╭──

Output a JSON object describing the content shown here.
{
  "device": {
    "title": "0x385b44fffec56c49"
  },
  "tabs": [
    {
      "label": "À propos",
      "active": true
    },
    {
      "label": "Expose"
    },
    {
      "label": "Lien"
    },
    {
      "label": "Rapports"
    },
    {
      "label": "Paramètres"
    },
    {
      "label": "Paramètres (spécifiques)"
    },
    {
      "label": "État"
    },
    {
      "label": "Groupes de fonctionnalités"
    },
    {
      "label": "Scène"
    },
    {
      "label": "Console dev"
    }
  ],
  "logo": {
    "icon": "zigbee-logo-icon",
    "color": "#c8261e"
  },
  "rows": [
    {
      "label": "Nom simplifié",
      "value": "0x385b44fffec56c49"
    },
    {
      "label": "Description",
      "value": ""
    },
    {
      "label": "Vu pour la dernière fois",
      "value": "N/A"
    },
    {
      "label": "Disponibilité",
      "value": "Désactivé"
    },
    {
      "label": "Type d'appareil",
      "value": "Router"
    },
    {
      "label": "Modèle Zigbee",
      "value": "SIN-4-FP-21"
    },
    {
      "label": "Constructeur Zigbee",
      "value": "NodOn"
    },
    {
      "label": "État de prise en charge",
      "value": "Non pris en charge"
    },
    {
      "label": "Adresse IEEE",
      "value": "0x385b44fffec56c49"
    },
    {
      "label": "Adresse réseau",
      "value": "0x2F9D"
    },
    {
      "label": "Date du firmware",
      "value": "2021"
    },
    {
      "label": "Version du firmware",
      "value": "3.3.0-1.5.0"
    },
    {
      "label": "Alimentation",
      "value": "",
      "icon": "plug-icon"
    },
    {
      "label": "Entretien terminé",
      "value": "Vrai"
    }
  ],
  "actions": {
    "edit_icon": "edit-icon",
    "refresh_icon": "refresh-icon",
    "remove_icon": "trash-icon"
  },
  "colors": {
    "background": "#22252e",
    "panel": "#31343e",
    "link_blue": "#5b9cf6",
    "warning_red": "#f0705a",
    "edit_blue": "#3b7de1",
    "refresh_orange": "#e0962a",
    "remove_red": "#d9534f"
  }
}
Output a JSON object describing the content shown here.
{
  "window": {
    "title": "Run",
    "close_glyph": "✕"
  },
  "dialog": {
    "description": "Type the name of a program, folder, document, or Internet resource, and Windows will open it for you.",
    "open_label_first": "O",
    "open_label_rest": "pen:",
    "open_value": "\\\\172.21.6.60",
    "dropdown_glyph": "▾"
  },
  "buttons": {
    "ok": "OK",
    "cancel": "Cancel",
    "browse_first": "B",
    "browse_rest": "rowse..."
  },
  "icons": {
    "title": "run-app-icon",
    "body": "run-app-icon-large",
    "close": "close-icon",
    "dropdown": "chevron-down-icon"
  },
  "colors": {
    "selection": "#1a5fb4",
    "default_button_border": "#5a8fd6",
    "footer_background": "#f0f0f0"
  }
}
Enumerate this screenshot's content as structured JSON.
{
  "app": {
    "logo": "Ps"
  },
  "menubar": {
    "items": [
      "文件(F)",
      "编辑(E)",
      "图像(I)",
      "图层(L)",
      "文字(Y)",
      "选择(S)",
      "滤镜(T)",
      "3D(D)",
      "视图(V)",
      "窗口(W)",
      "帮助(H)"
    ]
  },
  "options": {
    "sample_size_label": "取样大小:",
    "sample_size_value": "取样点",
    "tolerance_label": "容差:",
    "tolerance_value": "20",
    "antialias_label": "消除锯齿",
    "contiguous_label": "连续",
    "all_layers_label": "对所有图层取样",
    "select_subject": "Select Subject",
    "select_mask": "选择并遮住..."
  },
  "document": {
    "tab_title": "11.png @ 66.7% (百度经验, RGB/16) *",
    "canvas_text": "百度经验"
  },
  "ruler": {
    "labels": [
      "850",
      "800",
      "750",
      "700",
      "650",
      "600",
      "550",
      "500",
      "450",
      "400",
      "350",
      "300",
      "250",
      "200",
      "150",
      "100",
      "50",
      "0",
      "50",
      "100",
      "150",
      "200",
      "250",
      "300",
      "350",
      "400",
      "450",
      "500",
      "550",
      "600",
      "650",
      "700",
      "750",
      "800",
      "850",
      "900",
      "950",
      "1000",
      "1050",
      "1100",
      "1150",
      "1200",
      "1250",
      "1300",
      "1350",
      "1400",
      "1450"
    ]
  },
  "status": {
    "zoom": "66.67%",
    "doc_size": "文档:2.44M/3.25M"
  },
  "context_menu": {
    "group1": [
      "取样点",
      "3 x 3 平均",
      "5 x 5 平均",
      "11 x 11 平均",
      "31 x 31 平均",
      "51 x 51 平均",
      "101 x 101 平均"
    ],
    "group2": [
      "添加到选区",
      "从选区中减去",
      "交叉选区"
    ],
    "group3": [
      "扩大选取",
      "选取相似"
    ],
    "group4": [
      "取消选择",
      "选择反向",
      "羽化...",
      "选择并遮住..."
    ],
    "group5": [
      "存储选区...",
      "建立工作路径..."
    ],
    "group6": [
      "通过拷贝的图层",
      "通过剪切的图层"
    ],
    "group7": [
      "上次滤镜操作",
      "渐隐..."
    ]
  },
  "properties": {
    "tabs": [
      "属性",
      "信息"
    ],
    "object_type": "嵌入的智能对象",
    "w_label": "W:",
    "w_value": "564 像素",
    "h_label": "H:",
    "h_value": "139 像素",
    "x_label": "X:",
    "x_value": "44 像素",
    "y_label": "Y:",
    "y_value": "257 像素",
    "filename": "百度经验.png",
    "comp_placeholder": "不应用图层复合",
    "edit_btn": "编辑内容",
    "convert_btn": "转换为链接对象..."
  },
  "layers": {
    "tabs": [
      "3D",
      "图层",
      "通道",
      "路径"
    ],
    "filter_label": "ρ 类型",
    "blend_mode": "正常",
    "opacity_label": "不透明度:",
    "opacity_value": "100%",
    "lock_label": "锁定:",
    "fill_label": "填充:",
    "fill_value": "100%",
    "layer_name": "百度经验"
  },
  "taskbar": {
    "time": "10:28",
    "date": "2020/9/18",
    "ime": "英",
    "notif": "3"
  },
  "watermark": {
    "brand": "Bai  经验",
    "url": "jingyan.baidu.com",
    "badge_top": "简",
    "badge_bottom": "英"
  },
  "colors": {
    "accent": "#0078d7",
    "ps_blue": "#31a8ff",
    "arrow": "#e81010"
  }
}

╰──

_Goal_:
Going through the records above, state how many lines carry "Adresse", with no other text.

_Task solution_:
2